• **To be done**
Below are some records. Say how many of their lines include the string "изделий", giving only the number.

• **Input data**
* BEGIN *
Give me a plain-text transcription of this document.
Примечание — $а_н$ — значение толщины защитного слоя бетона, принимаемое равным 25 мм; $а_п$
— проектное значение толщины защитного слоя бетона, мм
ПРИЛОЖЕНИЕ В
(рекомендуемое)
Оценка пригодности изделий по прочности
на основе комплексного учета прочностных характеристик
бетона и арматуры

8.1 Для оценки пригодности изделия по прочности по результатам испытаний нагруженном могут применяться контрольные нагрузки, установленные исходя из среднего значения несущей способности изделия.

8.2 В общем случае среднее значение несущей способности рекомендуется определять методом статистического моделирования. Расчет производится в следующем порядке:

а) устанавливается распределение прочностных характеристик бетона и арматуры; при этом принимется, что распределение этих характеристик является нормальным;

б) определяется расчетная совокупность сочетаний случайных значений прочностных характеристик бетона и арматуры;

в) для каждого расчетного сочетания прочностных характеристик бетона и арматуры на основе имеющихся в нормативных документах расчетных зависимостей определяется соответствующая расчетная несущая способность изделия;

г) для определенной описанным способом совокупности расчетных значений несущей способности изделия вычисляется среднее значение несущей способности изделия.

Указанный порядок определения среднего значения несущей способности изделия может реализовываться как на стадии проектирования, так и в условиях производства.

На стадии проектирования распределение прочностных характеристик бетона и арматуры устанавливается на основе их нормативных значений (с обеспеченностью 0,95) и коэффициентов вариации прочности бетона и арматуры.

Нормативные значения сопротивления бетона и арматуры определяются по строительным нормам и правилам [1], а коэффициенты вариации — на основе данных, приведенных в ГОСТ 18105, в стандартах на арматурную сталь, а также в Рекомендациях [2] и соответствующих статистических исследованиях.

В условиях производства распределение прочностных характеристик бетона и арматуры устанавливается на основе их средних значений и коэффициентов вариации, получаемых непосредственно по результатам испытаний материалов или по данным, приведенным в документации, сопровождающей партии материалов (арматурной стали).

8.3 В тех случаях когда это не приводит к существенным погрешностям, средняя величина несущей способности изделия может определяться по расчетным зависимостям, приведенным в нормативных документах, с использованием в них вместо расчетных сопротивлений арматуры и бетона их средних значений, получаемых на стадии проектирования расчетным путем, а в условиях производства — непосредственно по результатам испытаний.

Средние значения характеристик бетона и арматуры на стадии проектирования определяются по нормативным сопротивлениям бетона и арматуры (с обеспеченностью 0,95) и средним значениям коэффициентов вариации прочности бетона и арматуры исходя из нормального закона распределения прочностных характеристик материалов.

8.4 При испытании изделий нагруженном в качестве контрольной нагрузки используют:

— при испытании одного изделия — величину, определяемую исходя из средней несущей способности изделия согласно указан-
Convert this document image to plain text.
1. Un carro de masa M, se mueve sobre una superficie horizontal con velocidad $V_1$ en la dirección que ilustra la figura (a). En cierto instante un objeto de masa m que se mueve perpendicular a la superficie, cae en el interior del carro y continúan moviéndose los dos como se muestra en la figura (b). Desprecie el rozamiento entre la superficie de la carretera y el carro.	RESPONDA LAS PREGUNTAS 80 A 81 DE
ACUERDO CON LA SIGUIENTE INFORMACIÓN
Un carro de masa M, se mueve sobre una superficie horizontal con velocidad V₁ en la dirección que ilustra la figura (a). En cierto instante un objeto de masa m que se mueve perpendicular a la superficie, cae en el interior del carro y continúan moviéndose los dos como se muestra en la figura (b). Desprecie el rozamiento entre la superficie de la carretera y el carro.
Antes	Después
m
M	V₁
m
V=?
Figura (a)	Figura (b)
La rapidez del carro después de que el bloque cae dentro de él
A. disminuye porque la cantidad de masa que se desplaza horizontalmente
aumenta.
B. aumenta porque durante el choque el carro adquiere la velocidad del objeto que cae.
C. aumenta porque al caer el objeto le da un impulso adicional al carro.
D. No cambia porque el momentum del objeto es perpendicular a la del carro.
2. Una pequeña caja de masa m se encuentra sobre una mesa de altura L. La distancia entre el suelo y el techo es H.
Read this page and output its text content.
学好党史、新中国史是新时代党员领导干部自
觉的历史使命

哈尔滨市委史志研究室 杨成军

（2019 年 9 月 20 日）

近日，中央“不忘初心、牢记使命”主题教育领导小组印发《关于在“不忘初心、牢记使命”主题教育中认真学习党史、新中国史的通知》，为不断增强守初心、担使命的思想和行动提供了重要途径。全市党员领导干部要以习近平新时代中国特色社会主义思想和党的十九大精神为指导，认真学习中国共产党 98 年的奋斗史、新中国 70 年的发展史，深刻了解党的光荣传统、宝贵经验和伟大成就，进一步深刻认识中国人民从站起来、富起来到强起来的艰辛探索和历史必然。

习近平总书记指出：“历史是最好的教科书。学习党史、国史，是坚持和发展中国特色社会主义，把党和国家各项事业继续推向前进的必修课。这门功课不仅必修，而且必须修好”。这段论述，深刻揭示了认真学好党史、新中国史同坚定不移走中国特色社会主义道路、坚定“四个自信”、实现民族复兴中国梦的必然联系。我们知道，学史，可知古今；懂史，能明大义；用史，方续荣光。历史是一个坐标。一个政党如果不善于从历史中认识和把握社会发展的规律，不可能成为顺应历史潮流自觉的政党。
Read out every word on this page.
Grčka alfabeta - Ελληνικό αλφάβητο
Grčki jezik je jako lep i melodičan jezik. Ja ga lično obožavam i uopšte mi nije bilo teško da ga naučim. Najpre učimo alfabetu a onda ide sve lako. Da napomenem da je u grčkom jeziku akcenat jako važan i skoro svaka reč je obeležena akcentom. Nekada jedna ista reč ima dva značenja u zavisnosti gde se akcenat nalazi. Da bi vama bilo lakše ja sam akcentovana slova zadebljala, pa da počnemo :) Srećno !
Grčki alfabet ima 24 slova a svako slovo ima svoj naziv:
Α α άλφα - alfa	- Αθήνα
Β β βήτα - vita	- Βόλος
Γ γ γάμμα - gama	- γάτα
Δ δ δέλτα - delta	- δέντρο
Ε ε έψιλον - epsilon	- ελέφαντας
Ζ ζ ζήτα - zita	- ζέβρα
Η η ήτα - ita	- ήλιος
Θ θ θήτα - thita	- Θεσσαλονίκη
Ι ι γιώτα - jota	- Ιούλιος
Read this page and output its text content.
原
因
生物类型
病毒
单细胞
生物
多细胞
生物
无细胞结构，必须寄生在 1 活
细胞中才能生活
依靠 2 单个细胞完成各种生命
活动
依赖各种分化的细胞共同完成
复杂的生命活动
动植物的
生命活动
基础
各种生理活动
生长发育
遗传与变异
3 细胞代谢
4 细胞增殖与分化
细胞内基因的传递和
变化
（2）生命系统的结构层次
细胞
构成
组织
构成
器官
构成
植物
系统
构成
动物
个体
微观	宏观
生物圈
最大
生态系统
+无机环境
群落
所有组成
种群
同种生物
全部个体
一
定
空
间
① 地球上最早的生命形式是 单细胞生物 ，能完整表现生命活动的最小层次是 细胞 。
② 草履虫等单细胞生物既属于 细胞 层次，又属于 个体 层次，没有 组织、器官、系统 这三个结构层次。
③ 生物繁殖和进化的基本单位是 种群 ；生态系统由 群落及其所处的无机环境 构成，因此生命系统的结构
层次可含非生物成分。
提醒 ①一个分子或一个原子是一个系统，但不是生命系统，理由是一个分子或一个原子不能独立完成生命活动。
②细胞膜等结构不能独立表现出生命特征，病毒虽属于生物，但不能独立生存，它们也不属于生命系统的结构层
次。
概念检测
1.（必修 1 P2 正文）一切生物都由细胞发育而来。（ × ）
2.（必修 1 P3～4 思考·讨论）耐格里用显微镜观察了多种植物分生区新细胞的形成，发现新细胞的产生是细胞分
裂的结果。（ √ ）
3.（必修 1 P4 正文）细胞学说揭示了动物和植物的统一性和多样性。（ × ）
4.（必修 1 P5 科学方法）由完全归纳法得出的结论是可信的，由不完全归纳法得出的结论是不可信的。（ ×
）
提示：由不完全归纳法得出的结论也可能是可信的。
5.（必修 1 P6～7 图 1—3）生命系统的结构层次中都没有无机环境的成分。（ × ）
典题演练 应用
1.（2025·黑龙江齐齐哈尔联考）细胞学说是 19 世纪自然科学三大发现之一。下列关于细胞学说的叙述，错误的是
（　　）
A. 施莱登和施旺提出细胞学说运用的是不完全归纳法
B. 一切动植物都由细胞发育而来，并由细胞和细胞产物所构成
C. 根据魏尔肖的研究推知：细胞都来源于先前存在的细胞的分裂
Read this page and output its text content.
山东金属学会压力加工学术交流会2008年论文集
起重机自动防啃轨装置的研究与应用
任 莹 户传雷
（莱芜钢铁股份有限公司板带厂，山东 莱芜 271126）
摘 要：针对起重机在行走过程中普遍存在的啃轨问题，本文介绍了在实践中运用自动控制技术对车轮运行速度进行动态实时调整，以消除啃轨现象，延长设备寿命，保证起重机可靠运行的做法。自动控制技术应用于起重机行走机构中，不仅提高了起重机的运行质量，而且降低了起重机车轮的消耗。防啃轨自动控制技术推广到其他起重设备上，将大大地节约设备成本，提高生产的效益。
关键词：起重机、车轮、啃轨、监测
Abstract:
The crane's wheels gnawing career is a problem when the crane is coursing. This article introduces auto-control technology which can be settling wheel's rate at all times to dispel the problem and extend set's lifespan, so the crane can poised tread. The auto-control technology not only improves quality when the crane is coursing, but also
* END *
• **Expected output**
2